:: DIRECTIONS ::
Copy out all lines of the records in which the word "integration" appears.

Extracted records
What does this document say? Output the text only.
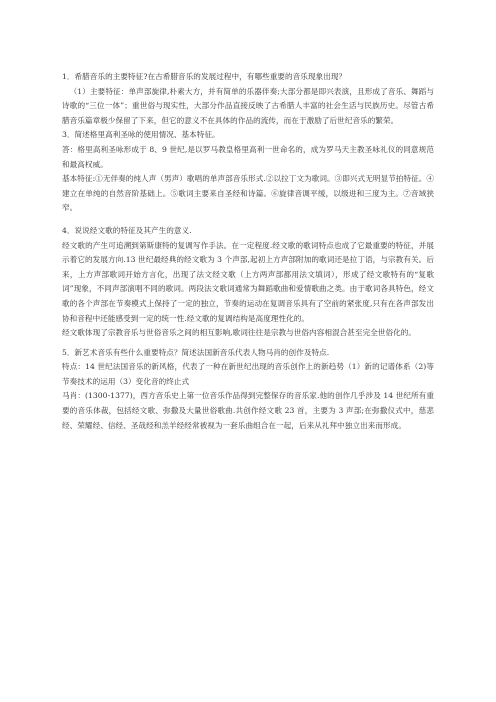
1．希腊音乐的主要特征?在古希腊音乐的发展过程中，有哪些重要的音乐现象出现？

（1）主要特征：单声部旋律,朴素大方，并有简单的乐器伴奏;大部分都是即兴表演，且形成了音乐、舞蹈与诗歌的“三位一体”；重世俗与现实性，大部分作品直接反映了古希腊人丰富的社会生活与民族历史。尽管古希腊音乐篇章极少保留了下来，但它的意义不在具体的作品的流传，而在于激励了后世纪音乐的繁荣。

3．简述格里高利圣咏的使用情况、基本特征。

答：格里高利圣咏形成于 8、9 世纪,是以罗马教皇格里高利一世命名的，成为罗马天主教圣咏礼仪的同意规范和最高权威。

基本特征:①无伴奏的纯人声（男声）歌唱的单声部音乐形式.②以拉丁文为歌词。③即兴式无明显节拍特征。④建立在单纯的自然音阶基础上。⑤歌词主要来自圣经和诗篇。⑥旋律音调平缓，以级进和三度为主。⑦音域狭窄。

4．说说经文歌的特征及其产生的意义.

经文歌的产生可追溯到第斯康特的复调写作手法。在一定程度.经文歌的歌词特点也成了它最重要的特征，并展示着它的发展方向.13 世纪最经典的经文歌为 3 个声部,起初上方声部附加的歌词还是拉丁语，与宗教有关。后来，上方声部歌词开始方言化，出现了法文经文歌（上方两声部都用法文填词），形成了经文歌特有的“复歌词”现象，不同声部演唱不同的歌词。两段法文歌词通常为舞蹈歌曲和爱情歌曲之类。由于歌词各具特色，经文歌的各个声部在节奏模式上保持了一定的独立，节奏的运动在复调音乐具有了空前的紧张度,只有在各声部发出协和音程中还能感受到一定的统一性.经文歌的复调结构是高度理性化的。

经文歌体现了宗教音乐与世俗音乐之间的相互影响,歌词往往是宗教与世俗内容相混合甚至完全世俗化的。

5．新艺术音乐有些什么重要特点？简述法国新音乐代表人物马肖的创作及特点.

特点：14 世纪法国音乐的新风格，代表了一种在新世纪出现的音乐创作上的新趋势（1）新的记谱体系（2)等节奏技术的运用（3）变化音的终止式

马肖：(1300-1377)，西方音乐史上第一位音乐作品得到完整保存的音乐家.他的创作几乎涉及 14 世纪所有重要的音乐体裁，包括经文歌、弥撒及大量世俗歌曲.共创作经文歌 23 首，主要为 3 声部;在弥撒仪式中，慈悲经、荣耀经、信经、圣哉经和羔羊经经常被视为一套乐曲组合在一起，后来从礼拜中独立出来而形成。
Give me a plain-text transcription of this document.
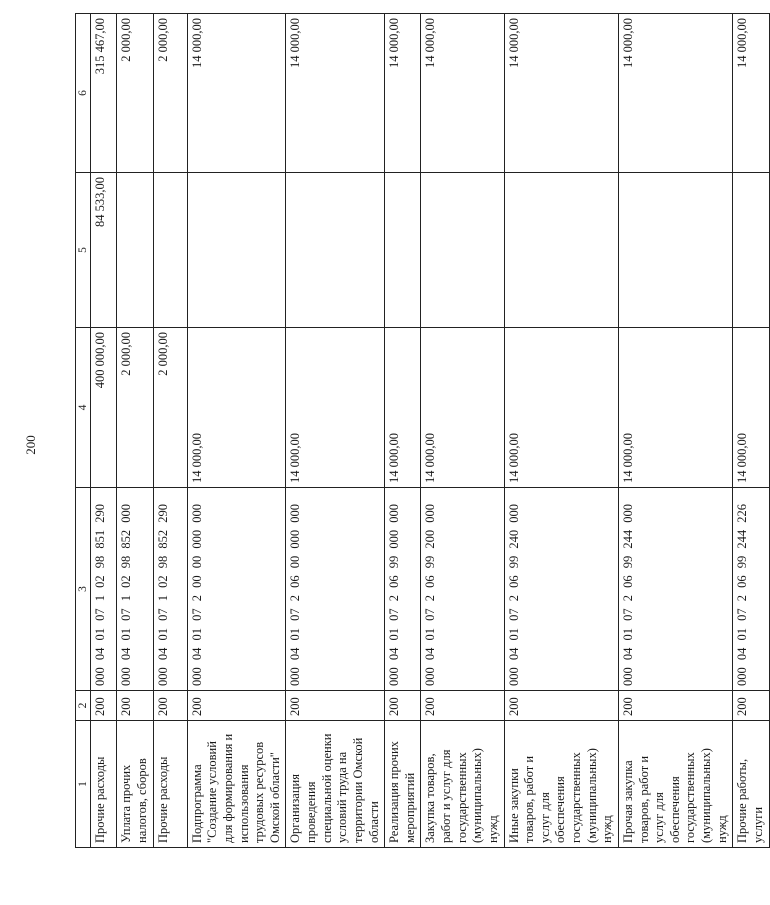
200
1	2	3	4	5	6
Прочие расходы	200	000 04 01 07 1 02 98 851 290	400 000,00	84 533,00	315 467,00
Уплата прочих налогов, сборов	200	000 04 01 07 1 02 98 852 000	2 000,00		2 000,00
Прочие расходы	200	000 04 01 07 1 02 98 852 290	2 000,00		2 000,00
Подпрограмма "Создание условий для формирования и использования трудовых ресурсов Омской области"	200	000 04 01 07 2 00 00 000 000	14 000,00		14 000,00
Организация проведения специальной оценки условий труда на территории Омской области	200	000 04 01 07 2 06 00 000 000	14 000,00		14 000,00
Реализация прочих мероприятий	200	000 04 01 07 2 06 99 000 000	14 000,00		14 000,00
Закупка товаров, работ и услуг для государственных (муниципальных) нужд	200	000 04 01 07 2 06 99 200 000	14 000,00		14 000,00
Иные закупки товаров, работ и услуг для обеспечения государственных (муниципальных) нужд	200	000 04 01 07 2 06 99 240 000	14 000,00		14 000,00
Прочая закупка товаров, работ и услуг для обеспечения государственных (муниципальных) нужд	200	000 04 01 07 2 06 99 244 000	14 000,00		14 000,00
Прочие работы, услуги	200	000 04 01 07 2 06 99 244 226	14 000,00		14 000,00
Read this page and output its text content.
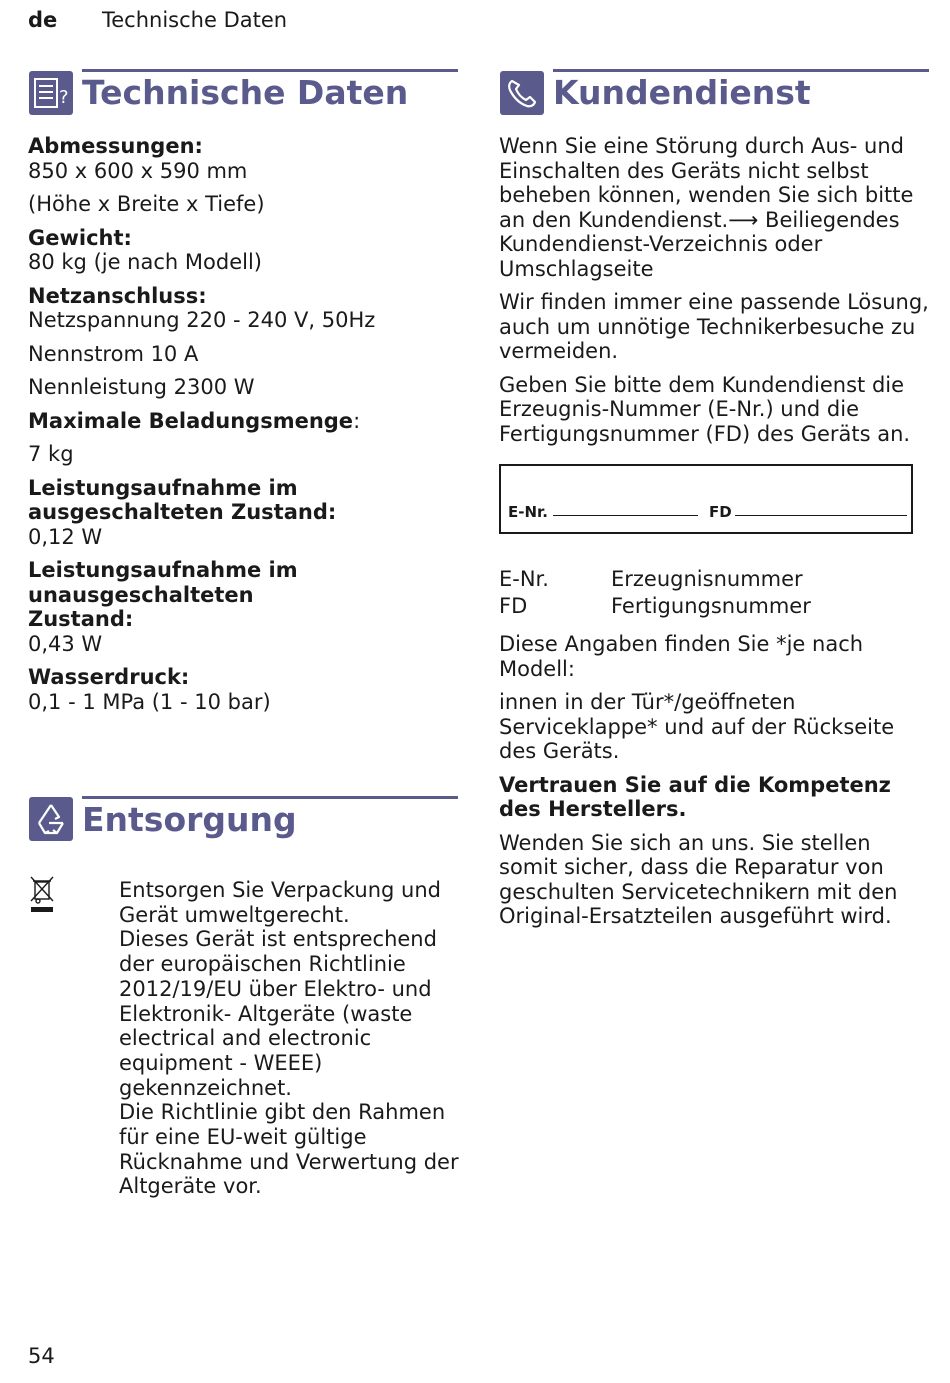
de Technische Daten
? Technische Daten

Abmessungen:

850 x 600 x 590 mm

(Höhe x Breite x Tiefe)

Gewicht:

80 kg (je nach Modell)

Netzanschluss:

Netzspannung 220 - 240 V, 50Hz

Nennstrom 10 A

Nennleistung 2300 W

Maximale Beladungsmenge:

7 kg

Leistungsaufnahme im ausgeschalteten Zustand:

0,12 W

Leistungsaufnahme im unausgeschalteten Zustand:

0,43 W

Wasserdruck:

0,1 - 1 MPa (1 - 10 bar)

Entsorgung

Entsorgen Sie Verpackung und Gerät umweltgerecht.

Dieses Gerät ist entsprechend der europäischen Richtlinie 2012/19/EU über Elektro- und Elektronik- Altgeräte (waste electrical and electronic equipment - WEEE) gekennzeichnet.

Die Richtlinie gibt den Rahmen für eine EU-weit gültige Rücknahme und Verwertung der Altgeräte vor.

Kundendienst

Wenn Sie eine Störung durch Aus- und Einschalten des Geräts nicht selbst beheben können, wenden Sie sich bitte an den Kundendienst.⟶ Beiliegendes Kundendienst-Verzeichnis oder Umschlagseite

Wir finden immer eine passende Lösung, auch um unnötige Technikerbesuche zu vermeiden.

Geben Sie bitte dem Kundendienst die Erzeugnis-Nummer (E-Nr.) und die Fertigungsnummer (FD) des Geräts an.

E-Nr.	FD
E-Nr.	Erzeugnisnummer
FD	Fertigungsnummer

Diese Angaben finden Sie *je nach Modell:

innen in der Tür*/geöffneten Serviceklappe* und auf der Rückseite des Geräts.

Vertrauen Sie auf die Kompetenz des Herstellers.

Wenden Sie sich an uns. Sie stellen somit sicher, dass die Reparatur von geschulten Servicetechnikern mit den Original-Ersatzteilen ausgeführt wird.

54
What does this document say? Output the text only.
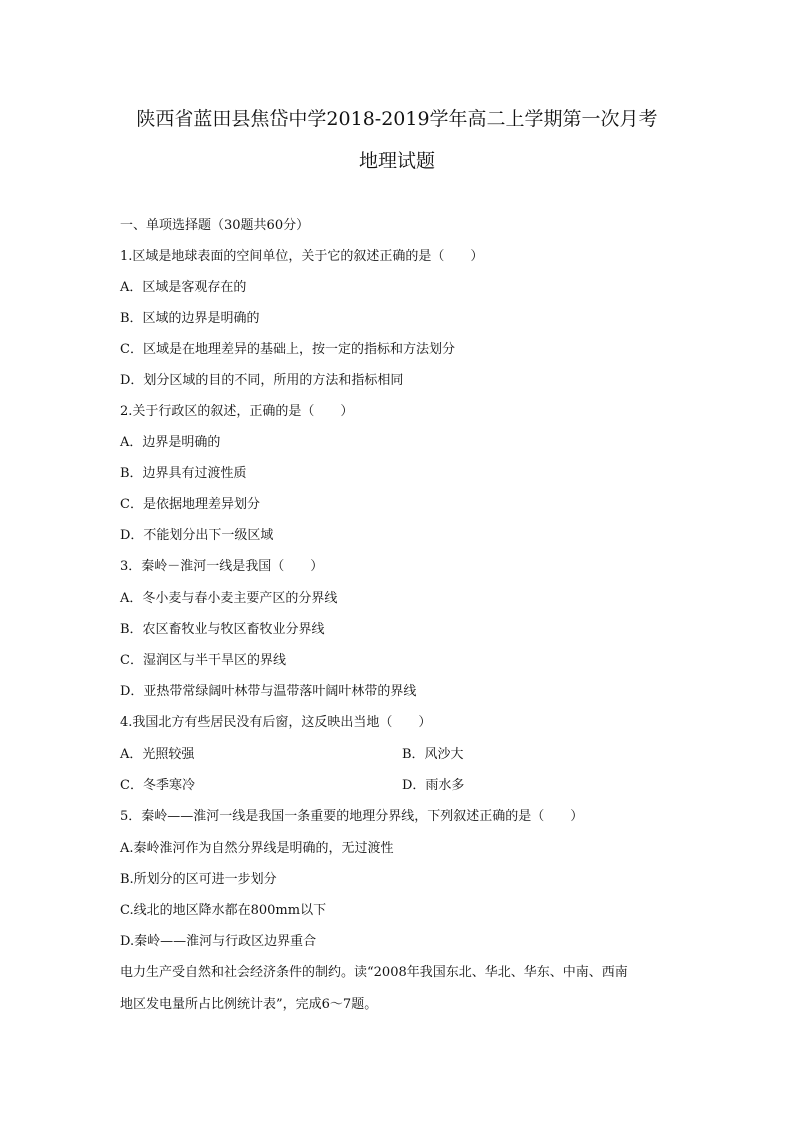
陕西省蓝田县焦岱中学2018-2019学年高二上学期第一次月考
地理试题
一、单项选择题（30题共60分）
1.区域是地球表面的空间单位，关于它的叙述正确的是（　　）
A．区域是客观存在的
B．区域的边界是明确的
C．区域是在地理差异的基础上，按一定的指标和方法划分
D．划分区域的目的不同，所用的方法和指标相同
2.关于行政区的叙述，正确的是（　　）
A．边界是明确的
B．边界具有过渡性质
C．是依据地理差异划分
D．不能划分出下一级区域
3．秦岭－淮河一线是我国（　　）
A．冬小麦与春小麦主要产区的分界线
B．农区畜牧业与牧区畜牧业分界线
C．湿润区与半干旱区的界线
D．亚热带常绿阔叶林带与温带落叶阔叶林带的界线
4.我国北方有些居民没有后窗，这反映出当地（　　）
A．光照较强	B．风沙大
C．冬季寒冷	D．雨水多
5．秦岭——淮河一线是我国一条重要的地理分界线，下列叙述正确的是（　　）
A.秦岭淮河作为自然分界线是明确的，无过渡性
B.所划分的区可进一步划分
C.线北的地区降水都在800mm以下
D.秦岭——淮河与行政区边界重合
电力生产受自然和社会经济条件的制约。读“2008年我国东北、华北、华东、中南、西南
地区发电量所占比例统计表”，完成6～7题。
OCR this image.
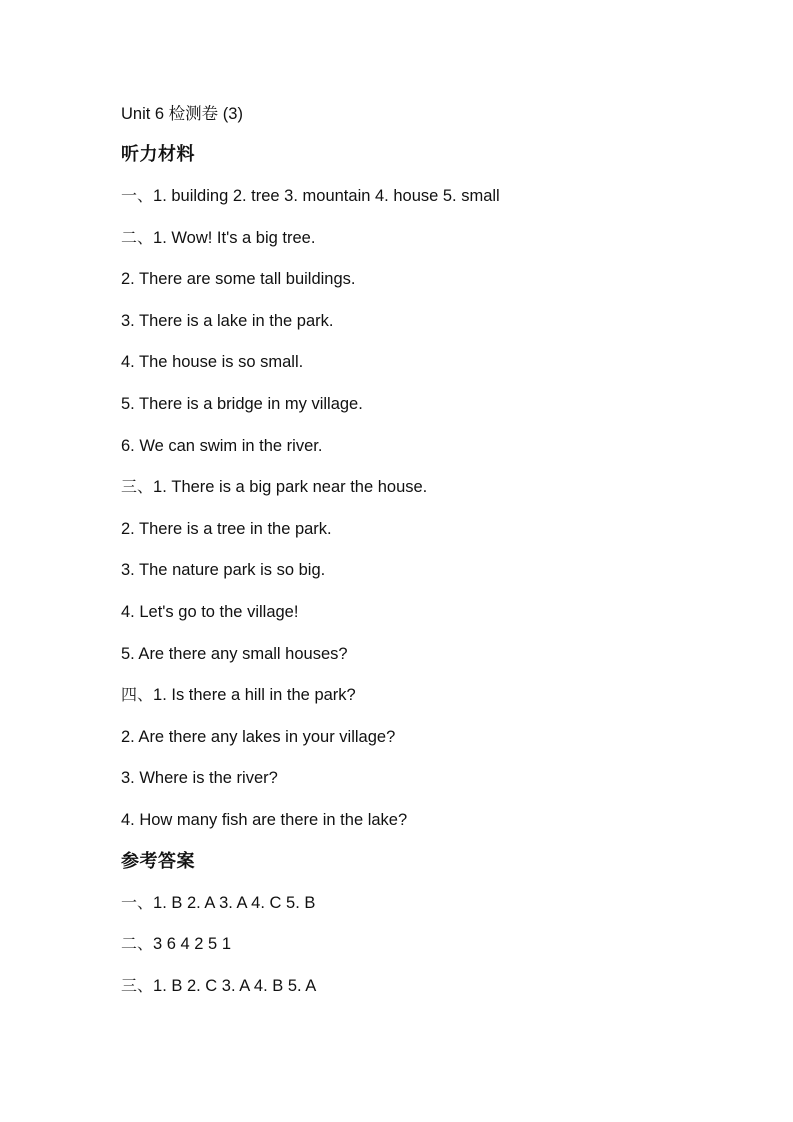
Unit 6 检测卷 (3)
听力材料
一、1. building 2. tree 3. mountain 4. house 5. small
二、1. Wow! It's a big tree.
2. There are some tall buildings.
3. There is a lake in the park.
4. The house is so small.
5. There is a bridge in my village.
6. We can swim in the river.
三、1. There is a big park near the house.
2. There is a tree in the park.
3. The nature park is so big.
4. Let's go to the village!
5. Are there any small houses?
四、1. Is there a hill in the park?
2. Are there any lakes in your village?
3. Where is the river?
4. How many fish are there in the lake?
参考答案
一、1. B 2. A 3. A 4. C 5. B
二、3 6 4 2 5 1
三、1. B 2. C 3. A 4. B 5. A
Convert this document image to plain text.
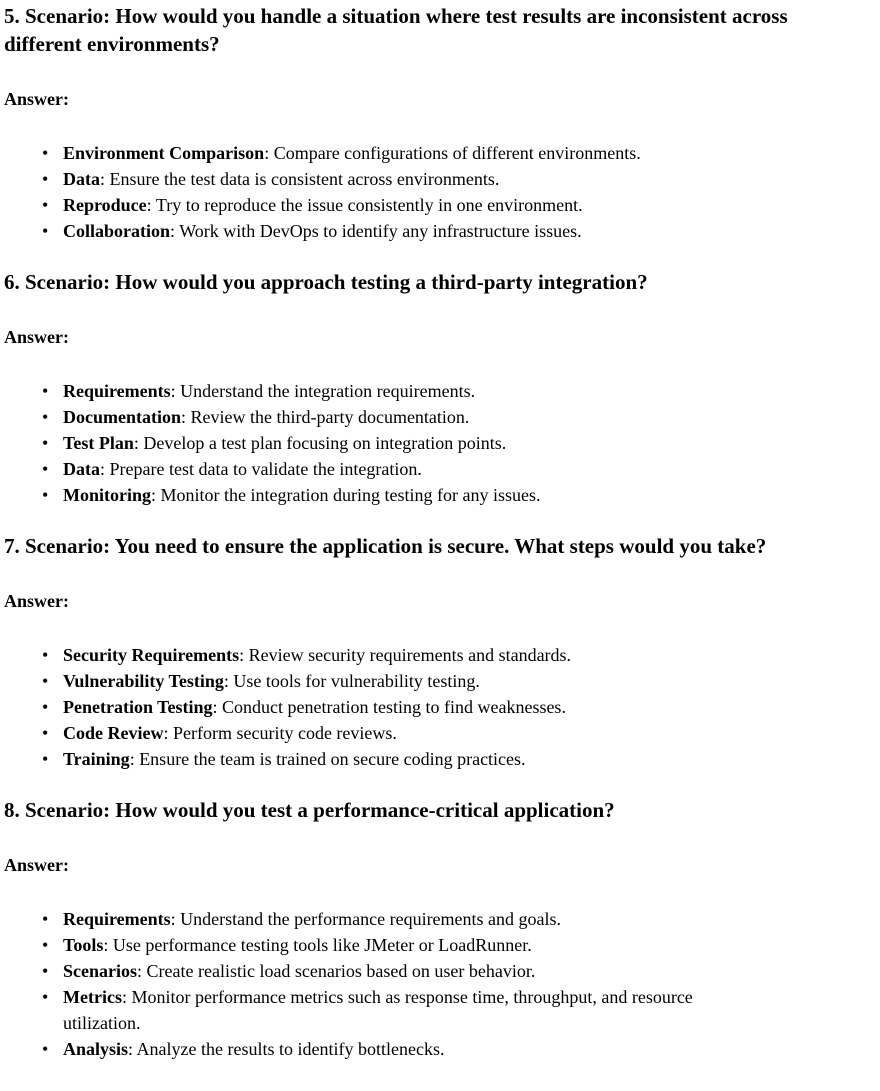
5. Scenario: How would you handle a situation where test results are inconsistent across different environments?

Answer:

• Environment Comparison: Compare configurations of different environments.
• Data: Ensure the test data is consistent across environments.
• Reproduce: Try to reproduce the issue consistently in one environment.
• Collaboration: Work with DevOps to identify any infrastructure issues.
6. Scenario: How would you approach testing a third-party integration?

Answer:

• Requirements: Understand the integration requirements.
• Documentation: Review the third-party documentation.
• Test Plan: Develop a test plan focusing on integration points.
• Data: Prepare test data to validate the integration.
• Monitoring: Monitor the integration during testing for any issues.
7. Scenario: You need to ensure the application is secure. What steps would you take?

Answer:

• Security Requirements: Review security requirements and standards.
• Vulnerability Testing: Use tools for vulnerability testing.
• Penetration Testing: Conduct penetration testing to find weaknesses.
• Code Review: Perform security code reviews.
• Training: Ensure the team is trained on secure coding practices.
8. Scenario: How would you test a performance-critical application?

Answer:

• Requirements: Understand the performance requirements and goals.
• Tools: Use performance testing tools like JMeter or LoadRunner.
• Scenarios: Create realistic load scenarios based on user behavior.
• Metrics: Monitor performance metrics such as response time, throughput, and resource utilization.
• Analysis: Analyze the results to identify bottlenecks.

:: ANSWER TO THE PROBLEM ::
6. Scenario: How would you approach testing a third-party integration?
• Requirements: Understand the integration requirements.
• Test Plan: Develop a test plan focusing on integration points.
• Data: Prepare test data to validate the integration.
• Monitoring: Monitor the integration during testing for any issues.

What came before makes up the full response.